[quote=“pisskop, post:94, topic:12896”]Fact is, Instagrams via items are a long-standing trope.
But more than this, they allow a player to recover from a mistake or two.
Around a corner a spitter lurks -Bamm- acid shoes.
Suddenly closet brute - bandage.
This lets players try again without going home. Much, much less taxing on tedium than any passive regen.
If you are really championing the removal of insta healing you support people packing their bags because a single spitter had a lucky roll.
If your issue with bandage spam than the solution is to limit the effective use of them over time. Like stimulants or painkillers, but without the death.
My stance, is that sleep healing should be halved. Restrict healing items by reducing their effectiveness based on how frequently they are used[/quote]
Doesn’t that contradict your previous statement regarding the lenient combat system and consequence?
I mean, going back from 5hp to 70hp in a few turns taking magic potions while running away of a tankbot, sounds a lot more lenient and disregards consequences of mistakes a lot more than sleep healing. Making overall easier for the player to commit mistakes and get out of them by means of insta-health button.
Granted it makes for a more fast-paced gameplay. But at the expenses of consequences and difficulty.
I don’t understand why first you said:
First part:
Consequences doesn’t matter much if you have a insta-heal magic button as safety-net, to use any time any place you need it.
Roguelikes are fast paced, and the only “real” consequence is the ever present threat of diying. So again, having insta-heal magic potions does favour a fast peaced gameplay and favours a great deal the survivability, which is the reason why magic healing exist in the first place, as such roguelike games are hard and the magic healing items balance the difficulty and grants for a faster gameplay.
Which is contradictory against your claims of the “lenient combat” as there isn’t a more “lenient” element than having ready-available magic healing in combat; Such as taking some serious damage in the middle of a city raid, and instead of backing of to your base and heal, while dodging any other dangers, you just pop-up magic healing, and continue city-raiding like if nothing has happened.
──────────────────────────────
What you are asked to do: Carry on the forum post about instant healing items in roguelike games, picking up right after its last sentence. The data has nothing to do with this.

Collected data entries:
──────────────────────────────
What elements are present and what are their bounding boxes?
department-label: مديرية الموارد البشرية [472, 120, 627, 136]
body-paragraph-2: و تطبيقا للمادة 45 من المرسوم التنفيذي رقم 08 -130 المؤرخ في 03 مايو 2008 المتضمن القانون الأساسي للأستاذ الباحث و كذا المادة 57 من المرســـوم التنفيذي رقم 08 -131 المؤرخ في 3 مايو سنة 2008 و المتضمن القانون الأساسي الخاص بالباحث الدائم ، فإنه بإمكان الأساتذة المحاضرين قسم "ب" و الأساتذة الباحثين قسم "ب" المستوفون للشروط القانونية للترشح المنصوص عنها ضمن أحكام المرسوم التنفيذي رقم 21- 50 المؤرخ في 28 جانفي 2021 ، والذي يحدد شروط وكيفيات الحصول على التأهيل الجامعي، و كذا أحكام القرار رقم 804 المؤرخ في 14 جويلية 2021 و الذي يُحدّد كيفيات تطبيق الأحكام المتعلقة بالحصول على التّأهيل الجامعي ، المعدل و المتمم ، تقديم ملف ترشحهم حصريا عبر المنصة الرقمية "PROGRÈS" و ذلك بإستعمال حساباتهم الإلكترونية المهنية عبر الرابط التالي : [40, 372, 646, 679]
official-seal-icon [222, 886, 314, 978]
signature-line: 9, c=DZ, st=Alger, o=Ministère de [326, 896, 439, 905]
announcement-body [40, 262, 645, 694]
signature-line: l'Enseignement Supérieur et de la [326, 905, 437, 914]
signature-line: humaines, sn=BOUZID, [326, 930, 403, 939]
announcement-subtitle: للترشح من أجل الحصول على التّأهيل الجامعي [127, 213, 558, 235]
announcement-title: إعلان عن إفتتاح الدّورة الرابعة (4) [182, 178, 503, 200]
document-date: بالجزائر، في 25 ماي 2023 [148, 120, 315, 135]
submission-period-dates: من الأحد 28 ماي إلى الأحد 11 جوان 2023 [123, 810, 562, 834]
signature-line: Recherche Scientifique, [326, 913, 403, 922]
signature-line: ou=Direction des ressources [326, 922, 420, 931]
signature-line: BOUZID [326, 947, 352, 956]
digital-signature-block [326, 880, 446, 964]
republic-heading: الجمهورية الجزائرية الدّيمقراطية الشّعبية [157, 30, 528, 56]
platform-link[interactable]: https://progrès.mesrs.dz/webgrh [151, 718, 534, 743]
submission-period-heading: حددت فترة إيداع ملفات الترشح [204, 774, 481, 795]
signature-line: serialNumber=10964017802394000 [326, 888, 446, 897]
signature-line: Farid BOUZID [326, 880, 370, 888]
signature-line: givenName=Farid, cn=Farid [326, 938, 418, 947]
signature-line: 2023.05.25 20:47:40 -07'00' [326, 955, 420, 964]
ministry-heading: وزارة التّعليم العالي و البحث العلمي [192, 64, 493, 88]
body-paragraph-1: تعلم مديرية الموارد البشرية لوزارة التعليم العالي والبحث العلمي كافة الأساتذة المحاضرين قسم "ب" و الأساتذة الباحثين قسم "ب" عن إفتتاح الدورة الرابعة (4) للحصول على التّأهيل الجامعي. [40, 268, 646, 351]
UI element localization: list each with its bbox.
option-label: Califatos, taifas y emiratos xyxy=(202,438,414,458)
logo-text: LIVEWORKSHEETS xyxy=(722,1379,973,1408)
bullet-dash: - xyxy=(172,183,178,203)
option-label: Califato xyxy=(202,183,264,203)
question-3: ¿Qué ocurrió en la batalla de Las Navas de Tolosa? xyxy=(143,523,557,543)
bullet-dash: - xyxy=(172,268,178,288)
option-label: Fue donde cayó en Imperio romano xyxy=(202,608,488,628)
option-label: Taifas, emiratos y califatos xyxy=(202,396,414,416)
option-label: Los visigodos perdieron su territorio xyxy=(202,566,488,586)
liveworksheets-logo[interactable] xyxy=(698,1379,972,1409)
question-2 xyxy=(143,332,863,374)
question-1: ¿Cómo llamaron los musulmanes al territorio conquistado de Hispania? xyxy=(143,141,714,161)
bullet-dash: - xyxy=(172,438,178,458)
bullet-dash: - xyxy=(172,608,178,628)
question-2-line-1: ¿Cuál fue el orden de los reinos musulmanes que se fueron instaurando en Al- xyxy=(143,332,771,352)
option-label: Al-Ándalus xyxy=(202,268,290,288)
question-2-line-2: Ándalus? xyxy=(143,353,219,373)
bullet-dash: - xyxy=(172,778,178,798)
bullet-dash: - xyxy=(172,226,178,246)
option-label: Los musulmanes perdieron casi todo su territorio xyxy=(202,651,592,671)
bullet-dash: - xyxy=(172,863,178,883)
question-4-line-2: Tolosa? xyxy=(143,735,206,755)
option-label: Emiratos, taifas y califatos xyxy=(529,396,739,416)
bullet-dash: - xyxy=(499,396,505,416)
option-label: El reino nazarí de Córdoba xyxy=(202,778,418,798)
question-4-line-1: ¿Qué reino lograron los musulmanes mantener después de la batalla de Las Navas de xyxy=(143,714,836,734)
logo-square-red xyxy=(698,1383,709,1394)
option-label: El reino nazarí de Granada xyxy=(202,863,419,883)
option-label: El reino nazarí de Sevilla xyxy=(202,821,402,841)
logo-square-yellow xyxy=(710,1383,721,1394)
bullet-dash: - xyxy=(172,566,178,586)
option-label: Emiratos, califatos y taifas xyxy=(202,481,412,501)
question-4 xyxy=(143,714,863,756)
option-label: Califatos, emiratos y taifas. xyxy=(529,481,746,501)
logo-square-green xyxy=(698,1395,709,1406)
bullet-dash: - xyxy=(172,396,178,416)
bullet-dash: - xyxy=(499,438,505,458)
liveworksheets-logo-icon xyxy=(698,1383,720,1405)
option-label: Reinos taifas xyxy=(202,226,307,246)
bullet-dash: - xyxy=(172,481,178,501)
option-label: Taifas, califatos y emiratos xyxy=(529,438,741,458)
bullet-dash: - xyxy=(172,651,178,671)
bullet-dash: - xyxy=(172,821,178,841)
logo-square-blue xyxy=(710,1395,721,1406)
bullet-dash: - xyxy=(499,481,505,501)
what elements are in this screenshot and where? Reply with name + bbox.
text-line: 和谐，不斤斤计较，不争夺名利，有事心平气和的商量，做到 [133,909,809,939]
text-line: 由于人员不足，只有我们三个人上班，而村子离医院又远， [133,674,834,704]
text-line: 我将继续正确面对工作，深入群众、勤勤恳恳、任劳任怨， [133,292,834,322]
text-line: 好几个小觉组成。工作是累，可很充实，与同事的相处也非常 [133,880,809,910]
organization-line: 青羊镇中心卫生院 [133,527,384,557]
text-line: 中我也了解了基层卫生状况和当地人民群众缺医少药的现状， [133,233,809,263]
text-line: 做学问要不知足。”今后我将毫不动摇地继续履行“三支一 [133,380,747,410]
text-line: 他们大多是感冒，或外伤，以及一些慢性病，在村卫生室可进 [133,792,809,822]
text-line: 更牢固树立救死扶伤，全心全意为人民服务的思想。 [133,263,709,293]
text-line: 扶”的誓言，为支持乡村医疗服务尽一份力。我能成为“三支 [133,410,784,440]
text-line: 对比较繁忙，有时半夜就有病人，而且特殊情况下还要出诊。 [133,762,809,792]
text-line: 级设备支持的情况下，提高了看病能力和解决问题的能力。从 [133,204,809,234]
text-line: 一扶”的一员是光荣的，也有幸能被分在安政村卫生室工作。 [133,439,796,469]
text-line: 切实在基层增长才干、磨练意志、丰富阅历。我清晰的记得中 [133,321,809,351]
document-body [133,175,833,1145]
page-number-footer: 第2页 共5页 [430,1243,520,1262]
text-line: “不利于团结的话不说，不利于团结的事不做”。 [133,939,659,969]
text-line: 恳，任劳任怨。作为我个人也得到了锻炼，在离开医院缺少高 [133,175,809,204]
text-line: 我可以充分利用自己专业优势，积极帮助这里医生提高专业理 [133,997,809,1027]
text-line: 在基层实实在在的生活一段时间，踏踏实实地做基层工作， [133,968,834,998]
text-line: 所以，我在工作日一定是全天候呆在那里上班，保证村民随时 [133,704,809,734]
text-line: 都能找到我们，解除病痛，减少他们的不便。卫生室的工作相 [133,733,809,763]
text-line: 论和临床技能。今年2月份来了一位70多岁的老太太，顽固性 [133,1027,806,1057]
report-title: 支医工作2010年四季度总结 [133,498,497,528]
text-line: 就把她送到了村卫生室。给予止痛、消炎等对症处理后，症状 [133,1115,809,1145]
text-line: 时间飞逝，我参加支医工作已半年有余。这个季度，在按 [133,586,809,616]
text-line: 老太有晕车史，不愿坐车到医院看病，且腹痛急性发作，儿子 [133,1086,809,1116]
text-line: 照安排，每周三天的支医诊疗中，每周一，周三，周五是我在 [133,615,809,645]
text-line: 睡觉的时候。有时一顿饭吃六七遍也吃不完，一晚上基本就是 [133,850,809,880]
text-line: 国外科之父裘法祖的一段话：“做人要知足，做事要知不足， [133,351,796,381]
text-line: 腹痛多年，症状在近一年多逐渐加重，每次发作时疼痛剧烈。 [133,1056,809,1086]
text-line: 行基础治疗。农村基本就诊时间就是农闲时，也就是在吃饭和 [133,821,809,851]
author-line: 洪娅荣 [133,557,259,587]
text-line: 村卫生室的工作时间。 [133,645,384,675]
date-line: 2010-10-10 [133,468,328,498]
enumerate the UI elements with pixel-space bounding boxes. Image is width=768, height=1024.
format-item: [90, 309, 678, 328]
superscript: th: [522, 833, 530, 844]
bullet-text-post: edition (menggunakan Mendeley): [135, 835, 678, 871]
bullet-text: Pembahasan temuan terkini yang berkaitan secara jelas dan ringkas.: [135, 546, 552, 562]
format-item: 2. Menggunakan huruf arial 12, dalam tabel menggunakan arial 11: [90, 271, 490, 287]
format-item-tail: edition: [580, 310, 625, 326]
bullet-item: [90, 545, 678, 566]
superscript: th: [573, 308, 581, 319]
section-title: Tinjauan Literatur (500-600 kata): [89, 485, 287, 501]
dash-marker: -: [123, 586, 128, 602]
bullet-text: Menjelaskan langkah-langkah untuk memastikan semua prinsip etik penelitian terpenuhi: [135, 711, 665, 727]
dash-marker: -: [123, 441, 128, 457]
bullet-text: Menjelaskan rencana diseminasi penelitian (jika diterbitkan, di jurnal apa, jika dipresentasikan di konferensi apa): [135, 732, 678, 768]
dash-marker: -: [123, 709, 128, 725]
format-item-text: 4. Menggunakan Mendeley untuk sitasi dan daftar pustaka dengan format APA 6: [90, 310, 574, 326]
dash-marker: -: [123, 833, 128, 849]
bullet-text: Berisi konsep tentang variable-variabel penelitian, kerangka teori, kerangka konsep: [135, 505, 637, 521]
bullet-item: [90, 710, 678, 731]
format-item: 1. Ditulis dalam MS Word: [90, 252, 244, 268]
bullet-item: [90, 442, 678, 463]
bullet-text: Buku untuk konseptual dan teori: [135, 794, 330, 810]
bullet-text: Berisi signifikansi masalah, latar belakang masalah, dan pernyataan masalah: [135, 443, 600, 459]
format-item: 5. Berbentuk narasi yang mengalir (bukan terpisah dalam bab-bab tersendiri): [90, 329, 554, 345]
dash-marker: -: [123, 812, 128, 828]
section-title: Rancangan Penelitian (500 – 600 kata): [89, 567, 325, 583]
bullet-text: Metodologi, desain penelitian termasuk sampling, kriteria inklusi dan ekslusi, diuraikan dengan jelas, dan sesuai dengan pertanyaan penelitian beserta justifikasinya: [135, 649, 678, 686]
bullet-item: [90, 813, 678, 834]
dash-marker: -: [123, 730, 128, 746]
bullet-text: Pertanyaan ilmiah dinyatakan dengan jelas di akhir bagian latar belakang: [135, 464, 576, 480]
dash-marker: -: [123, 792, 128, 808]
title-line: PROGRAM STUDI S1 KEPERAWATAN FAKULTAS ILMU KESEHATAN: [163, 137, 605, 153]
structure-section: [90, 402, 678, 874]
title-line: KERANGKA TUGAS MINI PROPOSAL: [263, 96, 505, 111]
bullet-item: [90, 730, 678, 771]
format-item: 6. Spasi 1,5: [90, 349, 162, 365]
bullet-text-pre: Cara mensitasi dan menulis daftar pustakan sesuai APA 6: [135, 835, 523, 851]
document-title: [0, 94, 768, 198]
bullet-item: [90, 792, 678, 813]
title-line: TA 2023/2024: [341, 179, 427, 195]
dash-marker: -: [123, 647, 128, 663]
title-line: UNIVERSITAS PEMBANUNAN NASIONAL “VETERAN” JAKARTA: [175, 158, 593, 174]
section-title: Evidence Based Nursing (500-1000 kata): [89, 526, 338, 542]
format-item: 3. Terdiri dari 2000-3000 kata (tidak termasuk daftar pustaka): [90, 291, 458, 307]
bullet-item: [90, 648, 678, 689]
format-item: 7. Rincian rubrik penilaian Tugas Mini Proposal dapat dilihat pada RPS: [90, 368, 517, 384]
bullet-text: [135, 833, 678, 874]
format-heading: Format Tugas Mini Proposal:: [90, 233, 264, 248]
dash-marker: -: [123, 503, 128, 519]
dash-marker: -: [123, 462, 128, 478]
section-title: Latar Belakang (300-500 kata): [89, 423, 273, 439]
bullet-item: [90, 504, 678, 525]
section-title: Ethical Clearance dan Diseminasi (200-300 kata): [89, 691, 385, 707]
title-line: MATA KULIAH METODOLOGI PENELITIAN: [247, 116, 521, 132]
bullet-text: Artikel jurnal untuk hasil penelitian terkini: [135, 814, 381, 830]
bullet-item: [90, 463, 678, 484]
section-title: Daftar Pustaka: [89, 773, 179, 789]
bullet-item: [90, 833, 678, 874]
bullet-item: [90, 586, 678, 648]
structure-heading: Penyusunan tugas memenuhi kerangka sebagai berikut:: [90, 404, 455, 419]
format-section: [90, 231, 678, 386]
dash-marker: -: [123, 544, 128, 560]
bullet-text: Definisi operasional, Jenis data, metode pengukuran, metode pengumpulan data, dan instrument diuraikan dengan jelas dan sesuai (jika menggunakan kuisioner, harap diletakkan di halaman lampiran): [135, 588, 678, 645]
──────────────────────────────
Response:
And again it goes against “consequences”, as even in the event of getting hurt mid city-raiding, you can pop up a magic potion and go back to base in, almost full if not full health, granting a huge chance of shrugging off any other possible enemies you may face on the way back home.
Over all magic potions and insta-heal suppose a huge safety-net, lowering the price of mistakes and softening its consequence, while speeding up the gameplay’s pace and over all lowering the difficulty.
So I really don’t understand why first you went with arguments supporting the latter effects of magic healing while sleeping disregarding the first ones, and now you are using arguments supporting the first part of magic potions instead of magic healing while sleeping.
Specially since magic potions while magic sleeping is the one that while slowing things down, doesn’t grant such a boon and safety net as magic potions does. I don’t think is possible to have both; a fast-paced gameplay with not-“lenient” combat while having “consequence” matter. As you either take a wound and having to defend yourself while crippled with all its dangers, or just pop up a magic potions and keep going like the Energizer Bunny disregarding consequences.
Personally I would rather have the aforementioned Project Zomboid healing system, than either magic sleeping or magic potions, but I understand that currently both magics are just tweak and add a few numbers, rather than coding from the ground up a new health system. Specially as I already stated that with the current vitamin mechanics and balancing it would be hard, and I’m not even going to mentions traits and mutations.
Which makes me agree with your first idea about “Why” are this changes needed now, instead of either leave it is or pouring work in a completely new healing mechanics with its health system.
I want to close this post saying that, while I think magic is all good and fine, I would rather have it stay in the Arcana mod, than rather in core mechanics in one form or the other.
If it ain’t broke don’t fix it, and all that.